§ Work instructions:
Count every line below in which "Medium" occurs, then give only the count.

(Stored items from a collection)
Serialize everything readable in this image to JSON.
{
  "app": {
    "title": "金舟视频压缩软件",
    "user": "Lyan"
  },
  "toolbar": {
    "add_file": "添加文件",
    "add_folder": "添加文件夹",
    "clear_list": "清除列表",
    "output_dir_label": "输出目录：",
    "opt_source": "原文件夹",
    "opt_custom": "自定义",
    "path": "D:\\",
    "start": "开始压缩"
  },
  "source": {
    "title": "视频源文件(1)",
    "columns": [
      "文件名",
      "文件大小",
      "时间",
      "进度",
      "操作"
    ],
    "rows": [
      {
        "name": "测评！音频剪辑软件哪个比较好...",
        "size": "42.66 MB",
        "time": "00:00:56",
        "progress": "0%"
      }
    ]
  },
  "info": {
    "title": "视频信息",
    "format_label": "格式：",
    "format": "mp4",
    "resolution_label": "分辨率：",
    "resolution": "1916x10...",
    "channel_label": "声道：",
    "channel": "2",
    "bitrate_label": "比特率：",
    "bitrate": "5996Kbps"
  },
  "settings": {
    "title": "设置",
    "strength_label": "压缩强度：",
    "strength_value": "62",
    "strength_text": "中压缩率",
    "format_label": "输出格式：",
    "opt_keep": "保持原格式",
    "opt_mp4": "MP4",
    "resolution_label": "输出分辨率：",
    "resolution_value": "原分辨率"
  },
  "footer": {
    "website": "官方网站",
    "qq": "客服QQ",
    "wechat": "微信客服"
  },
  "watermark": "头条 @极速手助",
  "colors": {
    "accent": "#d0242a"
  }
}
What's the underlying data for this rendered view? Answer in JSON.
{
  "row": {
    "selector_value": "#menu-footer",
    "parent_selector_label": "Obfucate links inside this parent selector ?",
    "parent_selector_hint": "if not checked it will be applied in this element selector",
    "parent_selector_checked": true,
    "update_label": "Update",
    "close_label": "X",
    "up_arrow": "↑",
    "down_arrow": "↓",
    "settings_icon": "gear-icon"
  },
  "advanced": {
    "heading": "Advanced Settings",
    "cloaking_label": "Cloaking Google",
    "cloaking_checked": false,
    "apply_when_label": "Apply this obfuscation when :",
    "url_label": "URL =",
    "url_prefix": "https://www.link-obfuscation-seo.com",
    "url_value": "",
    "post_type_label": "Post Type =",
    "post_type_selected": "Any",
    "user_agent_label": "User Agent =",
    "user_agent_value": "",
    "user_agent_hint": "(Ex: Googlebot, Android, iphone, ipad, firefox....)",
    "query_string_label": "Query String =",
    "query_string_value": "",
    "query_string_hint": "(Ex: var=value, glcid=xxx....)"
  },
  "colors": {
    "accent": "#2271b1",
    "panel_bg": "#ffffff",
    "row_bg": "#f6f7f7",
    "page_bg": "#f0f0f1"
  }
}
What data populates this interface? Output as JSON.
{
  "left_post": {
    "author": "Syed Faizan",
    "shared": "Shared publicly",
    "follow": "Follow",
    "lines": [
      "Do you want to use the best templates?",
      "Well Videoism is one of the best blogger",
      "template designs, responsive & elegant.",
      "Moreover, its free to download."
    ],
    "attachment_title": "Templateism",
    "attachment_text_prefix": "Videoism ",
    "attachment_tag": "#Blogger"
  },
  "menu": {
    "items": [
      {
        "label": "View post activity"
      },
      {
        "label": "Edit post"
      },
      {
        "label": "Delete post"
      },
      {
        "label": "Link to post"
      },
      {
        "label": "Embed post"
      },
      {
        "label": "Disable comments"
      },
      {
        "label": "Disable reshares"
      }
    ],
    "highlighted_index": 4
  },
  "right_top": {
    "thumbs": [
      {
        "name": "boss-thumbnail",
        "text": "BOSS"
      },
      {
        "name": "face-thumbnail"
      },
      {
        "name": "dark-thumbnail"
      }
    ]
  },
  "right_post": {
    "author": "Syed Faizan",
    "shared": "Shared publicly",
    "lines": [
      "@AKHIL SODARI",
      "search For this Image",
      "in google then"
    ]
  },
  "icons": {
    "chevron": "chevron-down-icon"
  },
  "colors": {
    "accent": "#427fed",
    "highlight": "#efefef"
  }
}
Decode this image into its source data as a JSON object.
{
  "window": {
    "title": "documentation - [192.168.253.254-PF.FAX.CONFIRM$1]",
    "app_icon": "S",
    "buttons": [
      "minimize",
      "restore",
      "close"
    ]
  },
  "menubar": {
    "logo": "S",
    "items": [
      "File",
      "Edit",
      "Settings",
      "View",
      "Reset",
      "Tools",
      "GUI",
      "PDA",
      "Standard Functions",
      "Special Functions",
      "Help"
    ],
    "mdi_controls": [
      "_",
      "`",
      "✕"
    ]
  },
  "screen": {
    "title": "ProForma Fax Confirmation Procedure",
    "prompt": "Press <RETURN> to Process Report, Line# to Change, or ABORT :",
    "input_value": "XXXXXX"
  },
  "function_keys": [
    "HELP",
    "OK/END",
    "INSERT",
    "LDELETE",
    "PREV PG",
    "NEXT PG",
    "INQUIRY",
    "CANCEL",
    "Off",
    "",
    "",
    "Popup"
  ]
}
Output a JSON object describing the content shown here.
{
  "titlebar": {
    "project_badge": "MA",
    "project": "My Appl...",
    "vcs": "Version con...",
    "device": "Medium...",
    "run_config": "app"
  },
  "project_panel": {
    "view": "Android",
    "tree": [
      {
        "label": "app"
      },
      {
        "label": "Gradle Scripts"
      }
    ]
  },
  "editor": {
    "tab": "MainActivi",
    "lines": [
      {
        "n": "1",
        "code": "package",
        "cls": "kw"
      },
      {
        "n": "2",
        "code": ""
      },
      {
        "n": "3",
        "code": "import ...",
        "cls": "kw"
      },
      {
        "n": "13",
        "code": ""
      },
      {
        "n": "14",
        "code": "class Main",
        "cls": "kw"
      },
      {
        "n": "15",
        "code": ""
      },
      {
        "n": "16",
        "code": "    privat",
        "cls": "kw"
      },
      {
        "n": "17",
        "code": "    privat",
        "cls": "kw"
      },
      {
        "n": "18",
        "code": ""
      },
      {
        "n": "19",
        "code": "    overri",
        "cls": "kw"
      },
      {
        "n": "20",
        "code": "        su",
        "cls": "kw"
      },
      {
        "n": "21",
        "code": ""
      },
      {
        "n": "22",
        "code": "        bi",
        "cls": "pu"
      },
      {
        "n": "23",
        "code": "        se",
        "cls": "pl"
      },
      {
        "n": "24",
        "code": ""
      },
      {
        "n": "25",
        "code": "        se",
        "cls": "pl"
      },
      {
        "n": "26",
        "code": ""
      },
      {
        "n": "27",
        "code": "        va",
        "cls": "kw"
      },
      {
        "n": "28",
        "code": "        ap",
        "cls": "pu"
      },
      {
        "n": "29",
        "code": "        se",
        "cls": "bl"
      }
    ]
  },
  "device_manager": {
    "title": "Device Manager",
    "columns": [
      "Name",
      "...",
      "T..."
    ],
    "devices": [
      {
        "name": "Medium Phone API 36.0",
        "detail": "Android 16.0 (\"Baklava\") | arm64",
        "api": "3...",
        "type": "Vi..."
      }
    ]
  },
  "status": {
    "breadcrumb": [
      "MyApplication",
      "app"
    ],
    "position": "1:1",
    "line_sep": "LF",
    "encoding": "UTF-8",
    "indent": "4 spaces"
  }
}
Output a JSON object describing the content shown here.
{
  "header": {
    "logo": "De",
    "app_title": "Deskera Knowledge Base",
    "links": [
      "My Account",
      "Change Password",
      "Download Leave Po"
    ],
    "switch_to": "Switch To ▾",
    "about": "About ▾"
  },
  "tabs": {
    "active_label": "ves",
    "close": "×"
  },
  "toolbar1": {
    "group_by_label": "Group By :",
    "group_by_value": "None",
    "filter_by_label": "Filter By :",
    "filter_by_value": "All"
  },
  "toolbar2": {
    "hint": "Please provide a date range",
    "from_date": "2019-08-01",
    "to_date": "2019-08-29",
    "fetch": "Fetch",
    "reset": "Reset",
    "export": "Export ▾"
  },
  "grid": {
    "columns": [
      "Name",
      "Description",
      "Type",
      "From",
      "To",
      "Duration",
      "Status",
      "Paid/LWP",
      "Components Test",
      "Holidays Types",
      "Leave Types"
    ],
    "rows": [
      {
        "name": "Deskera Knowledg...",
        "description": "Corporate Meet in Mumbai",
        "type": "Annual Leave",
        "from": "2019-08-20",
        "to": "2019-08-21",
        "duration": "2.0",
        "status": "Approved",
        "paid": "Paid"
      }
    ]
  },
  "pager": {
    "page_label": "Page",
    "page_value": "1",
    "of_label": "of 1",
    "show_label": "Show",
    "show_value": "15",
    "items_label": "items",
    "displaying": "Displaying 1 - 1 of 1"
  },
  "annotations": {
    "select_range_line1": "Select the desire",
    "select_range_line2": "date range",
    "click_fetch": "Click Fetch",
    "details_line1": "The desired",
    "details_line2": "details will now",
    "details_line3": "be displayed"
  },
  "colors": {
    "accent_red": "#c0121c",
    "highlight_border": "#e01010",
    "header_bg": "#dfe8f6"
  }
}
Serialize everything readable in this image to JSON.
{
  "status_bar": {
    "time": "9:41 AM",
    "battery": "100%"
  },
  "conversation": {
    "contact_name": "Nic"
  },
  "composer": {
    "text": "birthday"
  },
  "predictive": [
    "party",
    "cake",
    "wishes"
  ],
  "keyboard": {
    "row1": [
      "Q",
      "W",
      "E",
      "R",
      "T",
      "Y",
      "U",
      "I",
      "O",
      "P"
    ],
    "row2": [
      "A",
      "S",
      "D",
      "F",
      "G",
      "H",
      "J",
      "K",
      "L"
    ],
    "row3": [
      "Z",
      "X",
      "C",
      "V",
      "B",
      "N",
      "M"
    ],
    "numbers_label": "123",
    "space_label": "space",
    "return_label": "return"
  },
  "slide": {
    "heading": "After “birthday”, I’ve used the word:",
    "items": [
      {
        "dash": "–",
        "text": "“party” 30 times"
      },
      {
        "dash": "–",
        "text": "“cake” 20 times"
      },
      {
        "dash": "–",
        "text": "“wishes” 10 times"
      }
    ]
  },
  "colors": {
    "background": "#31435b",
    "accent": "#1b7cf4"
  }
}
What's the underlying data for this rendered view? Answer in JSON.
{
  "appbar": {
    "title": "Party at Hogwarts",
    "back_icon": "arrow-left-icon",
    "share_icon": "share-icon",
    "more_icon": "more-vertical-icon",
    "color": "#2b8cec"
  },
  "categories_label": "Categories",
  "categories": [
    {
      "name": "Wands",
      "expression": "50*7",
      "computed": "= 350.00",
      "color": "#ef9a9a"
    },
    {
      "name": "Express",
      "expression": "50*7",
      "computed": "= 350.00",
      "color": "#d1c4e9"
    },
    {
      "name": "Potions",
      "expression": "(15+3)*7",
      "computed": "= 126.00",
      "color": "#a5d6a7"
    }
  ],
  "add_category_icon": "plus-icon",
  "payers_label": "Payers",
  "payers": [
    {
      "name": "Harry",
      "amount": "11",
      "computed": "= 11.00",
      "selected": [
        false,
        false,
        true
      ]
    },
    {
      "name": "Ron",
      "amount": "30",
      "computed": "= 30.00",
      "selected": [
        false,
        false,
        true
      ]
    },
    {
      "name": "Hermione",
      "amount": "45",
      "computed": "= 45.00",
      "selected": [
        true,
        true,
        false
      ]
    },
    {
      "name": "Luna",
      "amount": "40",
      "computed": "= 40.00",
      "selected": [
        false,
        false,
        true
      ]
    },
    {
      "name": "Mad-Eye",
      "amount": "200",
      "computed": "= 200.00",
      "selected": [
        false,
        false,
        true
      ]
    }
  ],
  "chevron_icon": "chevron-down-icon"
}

§ Written answer:
2